**Exercise task:** Output the material below in full, exactly as it is.

************

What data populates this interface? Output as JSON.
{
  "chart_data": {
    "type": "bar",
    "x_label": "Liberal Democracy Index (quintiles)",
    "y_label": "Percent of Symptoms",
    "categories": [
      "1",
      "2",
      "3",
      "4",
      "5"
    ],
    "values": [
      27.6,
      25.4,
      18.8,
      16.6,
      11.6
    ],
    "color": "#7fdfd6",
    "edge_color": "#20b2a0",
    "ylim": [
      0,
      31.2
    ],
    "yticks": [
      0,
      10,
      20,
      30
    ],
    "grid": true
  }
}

************

**Answer to the exercise:**
What data populates this interface? Output as JSON.
{
  "chart_data": {
    "type": "bar",
    "x_label": "Liberal Democracy Index (quintiles)",
    "y_label": "Percent of Symptoms",
    "categories": [
      "1",
      "2",
      "3",
      "4",
      "5"
    ],
    "values": [
      27.6,
      25.4,
      18.8,
      16.6,
      11.6
    ],
    "color": "#7fdfd6",
    "edge_color": "#20b2a0",
    "ylim": [
      0,
      31.2
    ],
    "yticks": [
      0,
      10,
      20,
      30
    ],
    "grid": true
  }
}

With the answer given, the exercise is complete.